◆ PROBLEM DESCRIPTION: Return the records, each one exactly as written.
----------
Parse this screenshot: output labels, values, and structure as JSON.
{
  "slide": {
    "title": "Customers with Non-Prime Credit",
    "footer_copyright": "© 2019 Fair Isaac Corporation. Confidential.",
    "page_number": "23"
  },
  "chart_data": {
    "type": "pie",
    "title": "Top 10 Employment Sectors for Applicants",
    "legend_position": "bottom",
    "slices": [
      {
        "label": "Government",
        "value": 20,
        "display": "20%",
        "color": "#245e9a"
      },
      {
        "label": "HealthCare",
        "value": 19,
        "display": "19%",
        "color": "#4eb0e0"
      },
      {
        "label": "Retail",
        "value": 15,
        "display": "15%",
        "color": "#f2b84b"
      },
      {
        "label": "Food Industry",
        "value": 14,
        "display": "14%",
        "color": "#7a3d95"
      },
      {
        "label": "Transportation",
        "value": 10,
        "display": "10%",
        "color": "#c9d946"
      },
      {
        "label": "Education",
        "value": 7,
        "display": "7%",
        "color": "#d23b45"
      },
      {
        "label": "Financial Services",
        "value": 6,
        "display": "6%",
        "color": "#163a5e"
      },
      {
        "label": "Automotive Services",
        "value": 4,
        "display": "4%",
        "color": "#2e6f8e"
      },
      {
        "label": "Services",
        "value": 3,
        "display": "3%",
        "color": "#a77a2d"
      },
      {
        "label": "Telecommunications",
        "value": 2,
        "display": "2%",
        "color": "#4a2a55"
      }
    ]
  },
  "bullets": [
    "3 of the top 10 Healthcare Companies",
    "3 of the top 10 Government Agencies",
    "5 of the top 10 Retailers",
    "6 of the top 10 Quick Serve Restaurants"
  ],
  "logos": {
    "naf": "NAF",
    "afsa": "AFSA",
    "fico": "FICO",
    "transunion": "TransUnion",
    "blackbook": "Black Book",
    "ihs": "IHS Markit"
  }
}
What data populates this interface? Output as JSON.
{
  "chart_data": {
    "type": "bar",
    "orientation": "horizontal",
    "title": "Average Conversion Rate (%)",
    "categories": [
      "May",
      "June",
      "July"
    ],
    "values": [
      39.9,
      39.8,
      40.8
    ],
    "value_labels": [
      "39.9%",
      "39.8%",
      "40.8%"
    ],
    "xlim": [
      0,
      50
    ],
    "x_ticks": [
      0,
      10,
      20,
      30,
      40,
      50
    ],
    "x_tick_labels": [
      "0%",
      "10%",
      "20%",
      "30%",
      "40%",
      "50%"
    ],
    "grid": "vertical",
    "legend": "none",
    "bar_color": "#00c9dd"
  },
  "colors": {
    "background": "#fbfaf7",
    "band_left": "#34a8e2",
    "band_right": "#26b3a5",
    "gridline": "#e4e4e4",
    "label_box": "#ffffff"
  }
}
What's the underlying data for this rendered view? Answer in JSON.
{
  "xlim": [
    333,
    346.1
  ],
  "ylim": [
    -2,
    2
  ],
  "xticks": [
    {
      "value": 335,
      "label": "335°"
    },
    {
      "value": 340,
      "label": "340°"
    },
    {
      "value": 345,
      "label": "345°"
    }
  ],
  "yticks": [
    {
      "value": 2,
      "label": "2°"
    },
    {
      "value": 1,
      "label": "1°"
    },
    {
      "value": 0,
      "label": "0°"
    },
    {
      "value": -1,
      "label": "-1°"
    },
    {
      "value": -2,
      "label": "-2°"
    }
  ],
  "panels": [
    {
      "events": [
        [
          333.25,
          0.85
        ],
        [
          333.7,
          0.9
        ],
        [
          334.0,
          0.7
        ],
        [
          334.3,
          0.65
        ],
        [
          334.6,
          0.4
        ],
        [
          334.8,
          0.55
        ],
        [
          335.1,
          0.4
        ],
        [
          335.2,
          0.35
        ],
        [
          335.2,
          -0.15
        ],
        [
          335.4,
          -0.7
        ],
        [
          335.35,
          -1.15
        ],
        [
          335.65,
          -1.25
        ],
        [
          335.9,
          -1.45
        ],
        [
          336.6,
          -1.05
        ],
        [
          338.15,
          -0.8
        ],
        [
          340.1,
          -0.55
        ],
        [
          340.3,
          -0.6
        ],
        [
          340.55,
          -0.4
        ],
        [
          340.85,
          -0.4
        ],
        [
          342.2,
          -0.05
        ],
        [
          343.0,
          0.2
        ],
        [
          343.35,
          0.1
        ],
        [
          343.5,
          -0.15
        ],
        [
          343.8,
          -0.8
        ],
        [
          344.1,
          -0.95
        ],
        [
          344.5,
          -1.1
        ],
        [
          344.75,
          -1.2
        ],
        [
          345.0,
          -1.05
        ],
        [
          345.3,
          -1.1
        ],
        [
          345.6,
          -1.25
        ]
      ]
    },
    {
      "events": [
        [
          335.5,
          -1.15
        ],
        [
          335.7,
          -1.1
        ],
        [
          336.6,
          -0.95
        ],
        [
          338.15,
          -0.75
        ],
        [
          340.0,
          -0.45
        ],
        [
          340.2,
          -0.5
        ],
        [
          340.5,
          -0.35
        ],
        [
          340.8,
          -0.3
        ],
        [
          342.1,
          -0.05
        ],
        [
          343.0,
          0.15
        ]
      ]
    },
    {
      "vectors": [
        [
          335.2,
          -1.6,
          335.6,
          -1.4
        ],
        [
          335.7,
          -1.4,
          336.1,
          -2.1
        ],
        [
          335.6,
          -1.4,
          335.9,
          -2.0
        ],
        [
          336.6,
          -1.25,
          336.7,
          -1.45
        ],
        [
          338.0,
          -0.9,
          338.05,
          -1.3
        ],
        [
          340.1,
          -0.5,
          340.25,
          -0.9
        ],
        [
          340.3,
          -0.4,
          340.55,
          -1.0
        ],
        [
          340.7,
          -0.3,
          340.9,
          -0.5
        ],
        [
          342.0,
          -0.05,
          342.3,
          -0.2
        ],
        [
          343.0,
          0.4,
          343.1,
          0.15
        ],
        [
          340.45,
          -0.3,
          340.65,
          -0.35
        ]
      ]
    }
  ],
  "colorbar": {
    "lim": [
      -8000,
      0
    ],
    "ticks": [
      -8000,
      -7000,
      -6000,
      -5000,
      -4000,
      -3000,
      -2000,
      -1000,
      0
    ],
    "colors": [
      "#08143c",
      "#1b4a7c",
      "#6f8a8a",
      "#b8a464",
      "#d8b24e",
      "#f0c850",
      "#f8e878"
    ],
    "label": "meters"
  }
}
----------
◆ THE COMPLETED TASK:
Parse this screenshot: output labels, values, and structure as JSON.
{
  "slide": {
    "title": "Customers with Non-Prime Credit",
    "footer_copyright": "© 2019 Fair Isaac Corporation. Confidential.",
    "page_number": "23"
  },
  "chart_data": {
    "type": "pie",
    "title": "Top 10 Employment Sectors for Applicants",
    "legend_position": "bottom",
    "slices": [
      {
        "label": "Government",
        "value": 20,
        "display": "20%",
        "color": "#245e9a"
      },
      {
        "label": "HealthCare",
        "value": 19,
        "display": "19%",
        "color": "#4eb0e0"
      },
      {
        "label": "Retail",
        "value": 15,
        "display": "15%",
        "color": "#f2b84b"
      },
      {
        "label": "Food Industry",
        "value": 14,
        "display": "14%",
        "color": "#7a3d95"
      },
      {
        "label": "Transportation",
        "value": 10,
        "display": "10%",
        "color": "#c9d946"
      },
      {
        "label": "Education",
        "value": 7,
        "display": "7%",
        "color": "#d23b45"
      },
      {
        "label": "Financial Services",
        "value": 6,
        "display": "6%",
        "color": "#163a5e"
      },
      {
        "label": "Automotive Services",
        "value": 4,
        "display": "4%",
        "color": "#2e6f8e"
      },
      {
        "label": "Services",
        "value": 3,
        "display": "3%",
        "color": "#a77a2d"
      },
      {
        "label": "Telecommunications",
        "value": 2,
        "display": "2%",
        "color": "#4a2a55"
      }
    ]
  },
  "bullets": [
    "3 of the top 10 Healthcare Companies",
    "3 of the top 10 Government Agencies",
    "5 of the top 10 Retailers",
    "6 of the top 10 Quick Serve Restaurants"
  ],
  "logos": {
    "naf": "NAF",
    "afsa": "AFSA",
    "fico": "FICO",
    "transunion": "TransUnion",
    "blackbook": "Black Book",
    "ihs": "IHS Markit"
  }
}
What data populates this interface? Output as JSON.
{
  "chart_data": {
    "type": "bar",
    "orientation": "horizontal",
    "title": "Average Conversion Rate (%)",
    "categories": [
      "May",
      "June",
      "July"
    ],
    "values": [
      39.9,
      39.8,
      40.8
    ],
    "value_labels": [
      "39.9%",
      "39.8%",
      "40.8%"
    ],
    "xlim": [
      0,
      50
    ],
    "x_ticks": [
      0,
      10,
      20,
      30,
      40,
      50
    ],
    "x_tick_labels": [
      "0%",
      "10%",
      "20%",
      "30%",
      "40%",
      "50%"
    ],
    "grid": "vertical",
    "legend": "none",
    "bar_color": "#00c9dd"
  },
  "colors": {
    "background": "#fbfaf7",
    "band_left": "#34a8e2",
    "band_right": "#26b3a5",
    "gridline": "#e4e4e4",
    "label_box": "#ffffff"
  }
}
What's the underlying data for this rendered view? Answer in JSON.
{
  "xlim": [
    333,
    346.1
  ],
  "ylim": [
    -2,
    2
  ],
  "xticks": [
    {
      "value": 335,
      "label": "335°"
    },
    {
      "value": 340,
      "label": "340°"
    },
    {
      "value": 345,
      "label": "345°"
    }
  ],
  "yticks": [
    {
      "value": 2,
      "label": "2°"
    },
    {
      "value": 1,
      "label": "1°"
    },
    {
      "value": 0,
      "label": "0°"
    },
    {
      "value": -1,
      "label": "-1°"
    },
    {
      "value": -2,
      "label": "-2°"
    }
  ],
  "panels": [
    {
      "events": [
        [
          333.25,
          0.85
        ],
        [
          333.7,
          0.9
        ],
        [
          334.0,
          0.7
        ],
        [
          334.3,
          0.65
        ],
        [
          334.6,
          0.4
        ],
        [
          334.8,
          0.55
        ],
        [
          335.1,
          0.4
        ],
        [
          335.2,
          0.35
        ],
        [
          335.2,
          -0.15
        ],
        [
          335.4,
          -0.7
        ],
        [
          335.35,
          -1.15
        ],
        [
          335.65,
          -1.25
        ],
        [
          335.9,
          -1.45
        ],
        [
          336.6,
          -1.05
        ],
        [
          338.15,
          -0.8
        ],
        [
          340.1,
          -0.55
        ],
        [
          340.3,
          -0.6
        ],
        [
          340.55,
          -0.4
        ],
        [
          340.85,
          -0.4
        ],
        [
          342.2,
          -0.05
        ],
        [
          343.0,
          0.2
        ],
        [
          343.35,
          0.1
        ],
        [
          343.5,
          -0.15
        ],
        [
          343.8,
          -0.8
        ],
        [
          344.1,
          -0.95
        ],
        [
          344.5,
          -1.1
        ],
        [
          344.75,
          -1.2
        ],
        [
          345.0,
          -1.05
        ],
        [
          345.3,
          -1.1
        ],
        [
          345.6,
          -1.25
        ]
      ]
    },
    {
      "events": [
        [
          335.5,
          -1.15
        ],
        [
          335.7,
          -1.1
        ],
        [
          336.6,
          -0.95
        ],
        [
          338.15,
          -0.75
        ],
        [
          340.0,
          -0.45
        ],
        [
          340.2,
          -0.5
        ],
        [
          340.5,
          -0.35
        ],
        [
          340.8,
          -0.3
        ],
        [
          342.1,
          -0.05
        ],
        [
          343.0,
          0.15
        ]
      ]
    },
    {
      "vectors": [
        [
          335.2,
          -1.6,
          335.6,
          -1.4
        ],
        [
          335.7,
          -1.4,
          336.1,
          -2.1
        ],
        [
          335.6,
          -1.4,
          335.9,
          -2.0
        ],
        [
          336.6,
          -1.25,
          336.7,
          -1.45
        ],
        [
          338.0,
          -0.9,
          338.05,
          -1.3
        ],
        [
          340.1,
          -0.5,
          340.25,
          -0.9
        ],
        [
          340.3,
          -0.4,
          340.55,
          -1.0
        ],
        [
          340.7,
          -0.3,
          340.9,
          -0.5
        ],
        [
          342.0,
          -0.05,
          342.3,
          -0.2
        ],
        [
          343.0,
          0.4,
          343.1,
          0.15
        ],
        [
          340.45,
          -0.3,
          340.65,
          -0.35
        ]
      ]
    }
  ],
  "colorbar": {
    "lim": [
      -8000,
      0
    ],
    "ticks": [
      -8000,
      -7000,
      -6000,
      -5000,
      -4000,
      -3000,
      -2000,
      -1000,
      0
    ],
    "colors": [
      "#08143c",
      "#1b4a7c",
      "#6f8a8a",
      "#b8a464",
      "#d8b24e",
      "#f0c850",
      "#f8e878"
    ],
    "label": "meters"
  }
}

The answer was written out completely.